**Instructions for the task**
Write out exactly the lines running from the one with "Read this page and output its text content." to the end of the data, including both of those lines and excluding pictures.

** start Given entries **

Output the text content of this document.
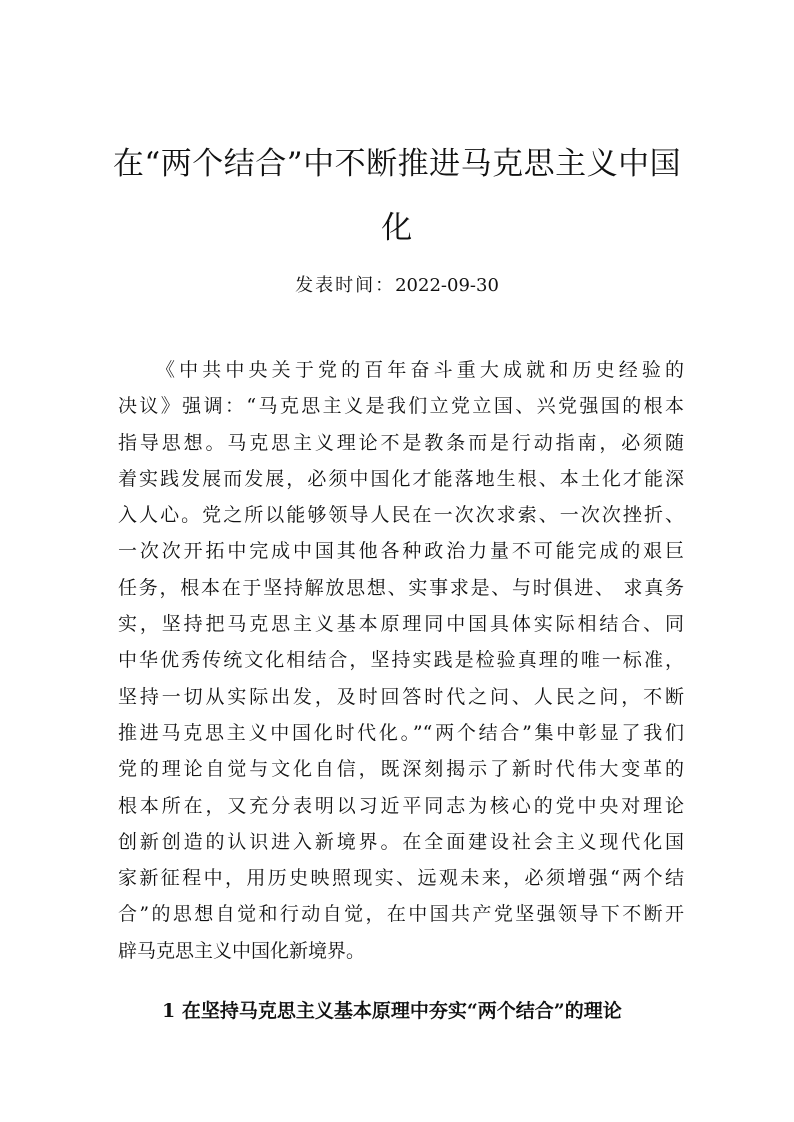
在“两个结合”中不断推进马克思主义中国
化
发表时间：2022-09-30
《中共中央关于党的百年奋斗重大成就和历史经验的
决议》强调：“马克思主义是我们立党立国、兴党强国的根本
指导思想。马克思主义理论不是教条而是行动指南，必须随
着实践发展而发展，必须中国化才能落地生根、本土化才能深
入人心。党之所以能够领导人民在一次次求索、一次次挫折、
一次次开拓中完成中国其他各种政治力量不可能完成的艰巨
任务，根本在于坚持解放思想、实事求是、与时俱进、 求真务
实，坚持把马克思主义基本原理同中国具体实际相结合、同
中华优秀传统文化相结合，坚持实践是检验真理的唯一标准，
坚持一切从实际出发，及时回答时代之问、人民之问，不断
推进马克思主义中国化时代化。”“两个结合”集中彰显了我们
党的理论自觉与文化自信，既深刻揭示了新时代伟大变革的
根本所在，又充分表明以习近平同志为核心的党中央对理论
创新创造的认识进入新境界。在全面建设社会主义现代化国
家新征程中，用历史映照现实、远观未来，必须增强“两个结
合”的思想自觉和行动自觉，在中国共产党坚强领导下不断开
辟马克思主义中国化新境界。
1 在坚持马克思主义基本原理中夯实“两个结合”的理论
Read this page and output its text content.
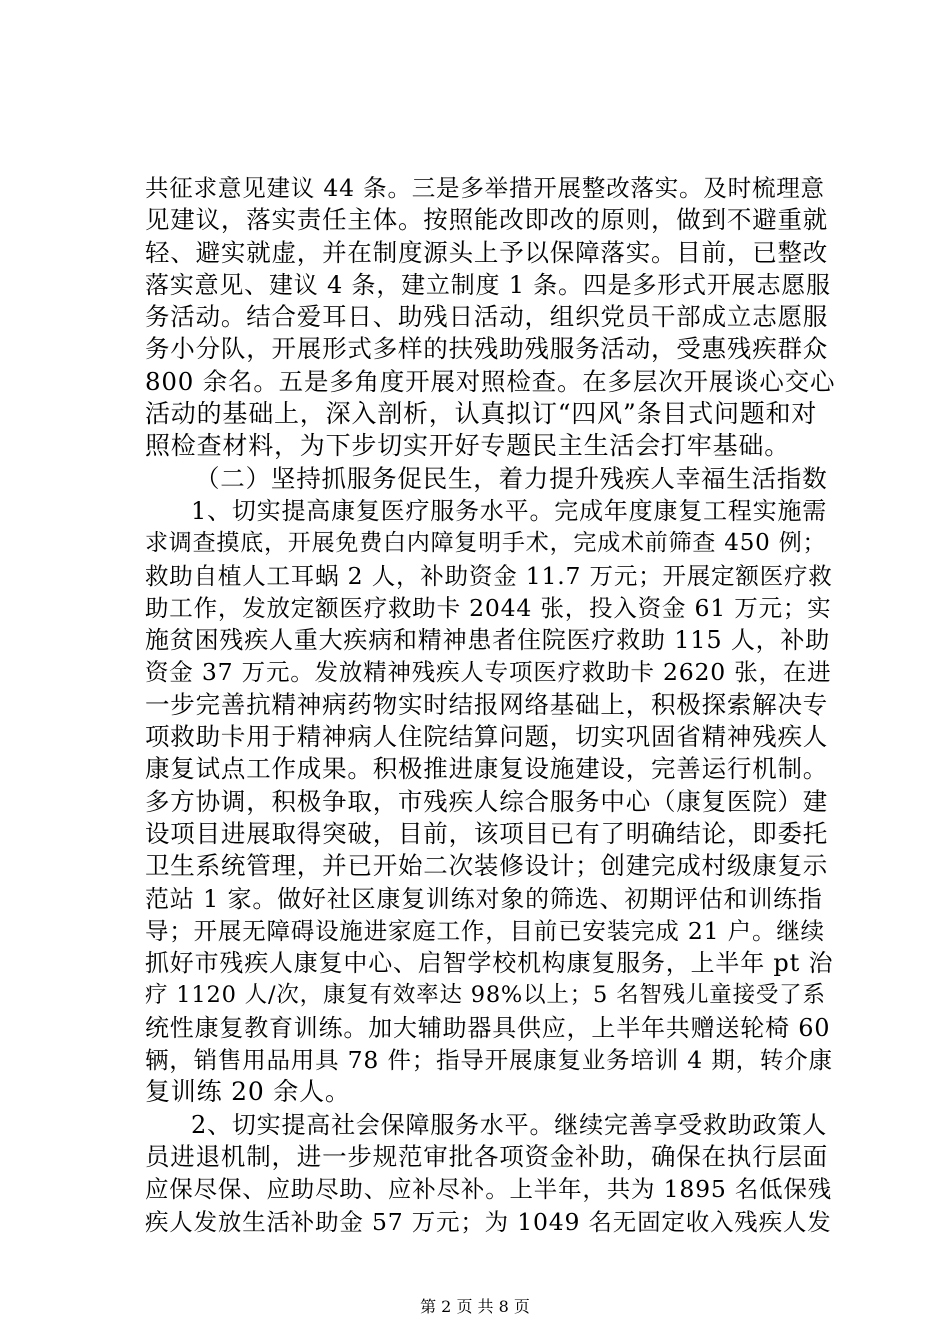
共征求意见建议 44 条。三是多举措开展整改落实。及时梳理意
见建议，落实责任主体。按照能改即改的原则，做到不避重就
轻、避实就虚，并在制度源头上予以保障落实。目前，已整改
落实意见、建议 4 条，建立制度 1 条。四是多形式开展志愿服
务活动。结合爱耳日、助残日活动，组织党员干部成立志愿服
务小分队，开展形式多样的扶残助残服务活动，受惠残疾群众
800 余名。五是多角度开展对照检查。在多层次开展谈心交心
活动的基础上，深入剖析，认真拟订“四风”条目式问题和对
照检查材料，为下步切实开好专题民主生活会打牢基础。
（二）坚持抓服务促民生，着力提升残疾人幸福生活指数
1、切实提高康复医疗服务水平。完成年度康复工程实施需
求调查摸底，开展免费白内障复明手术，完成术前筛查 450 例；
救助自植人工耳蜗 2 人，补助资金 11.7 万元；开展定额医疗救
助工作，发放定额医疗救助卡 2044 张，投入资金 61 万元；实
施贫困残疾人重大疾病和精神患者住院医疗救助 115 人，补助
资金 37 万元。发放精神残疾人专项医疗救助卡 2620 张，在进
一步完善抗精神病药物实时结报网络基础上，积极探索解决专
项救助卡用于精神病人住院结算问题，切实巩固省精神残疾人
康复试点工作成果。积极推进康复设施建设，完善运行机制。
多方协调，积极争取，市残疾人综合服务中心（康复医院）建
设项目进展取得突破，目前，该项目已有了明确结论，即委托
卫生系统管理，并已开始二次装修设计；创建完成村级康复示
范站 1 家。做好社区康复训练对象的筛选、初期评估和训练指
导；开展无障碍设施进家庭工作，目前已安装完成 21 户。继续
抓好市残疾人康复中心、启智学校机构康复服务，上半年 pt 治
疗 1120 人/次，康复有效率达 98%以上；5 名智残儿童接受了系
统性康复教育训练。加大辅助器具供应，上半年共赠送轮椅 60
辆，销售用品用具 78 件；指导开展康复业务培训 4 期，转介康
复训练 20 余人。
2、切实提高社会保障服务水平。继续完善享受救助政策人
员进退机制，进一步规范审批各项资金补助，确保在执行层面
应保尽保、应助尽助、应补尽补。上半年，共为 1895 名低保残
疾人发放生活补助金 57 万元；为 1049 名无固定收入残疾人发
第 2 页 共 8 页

** end Given entries **

**Exercise answer**
Read this page and output its text content.
共征求意见建议 44 条。三是多举措开展整改落实。及时梳理意
见建议，落实责任主体。按照能改即改的原则，做到不避重就
轻、避实就虚，并在制度源头上予以保障落实。目前，已整改
落实意见、建议 4 条，建立制度 1 条。四是多形式开展志愿服
务活动。结合爱耳日、助残日活动，组织党员干部成立志愿服
务小分队，开展形式多样的扶残助残服务活动，受惠残疾群众
800 余名。五是多角度开展对照检查。在多层次开展谈心交心
活动的基础上，深入剖析，认真拟订“四风”条目式问题和对
照检查材料，为下步切实开好专题民主生活会打牢基础。
（二）坚持抓服务促民生，着力提升残疾人幸福生活指数
1、切实提高康复医疗服务水平。完成年度康复工程实施需
求调查摸底，开展免费白内障复明手术，完成术前筛查 450 例；
救助自植人工耳蜗 2 人，补助资金 11.7 万元；开展定额医疗救
助工作，发放定额医疗救助卡 2044 张，投入资金 61 万元；实
施贫困残疾人重大疾病和精神患者住院医疗救助 115 人，补助
资金 37 万元。发放精神残疾人专项医疗救助卡 2620 张，在进
一步完善抗精神病药物实时结报网络基础上，积极探索解决专
项救助卡用于精神病人住院结算问题，切实巩固省精神残疾人
康复试点工作成果。积极推进康复设施建设，完善运行机制。
多方协调，积极争取，市残疾人综合服务中心（康复医院）建
设项目进展取得突破，目前，该项目已有了明确结论，即委托
卫生系统管理，并已开始二次装修设计；创建完成村级康复示
范站 1 家。做好社区康复训练对象的筛选、初期评估和训练指
导；开展无障碍设施进家庭工作，目前已安装完成 21 户。继续
抓好市残疾人康复中心、启智学校机构康复服务，上半年 pt 治
疗 1120 人/次，康复有效率达 98%以上；5 名智残儿童接受了系
统性康复教育训练。加大辅助器具供应，上半年共赠送轮椅 60
辆，销售用品用具 78 件；指导开展康复业务培训 4 期，转介康
复训练 20 余人。
2、切实提高社会保障服务水平。继续完善享受救助政策人
员进退机制，进一步规范审批各项资金补助，确保在执行层面
应保尽保、应助尽助、应补尽补。上半年，共为 1895 名低保残
疾人发放生活补助金 57 万元；为 1049 名无固定收入残疾人发
第 2 页 共 8 页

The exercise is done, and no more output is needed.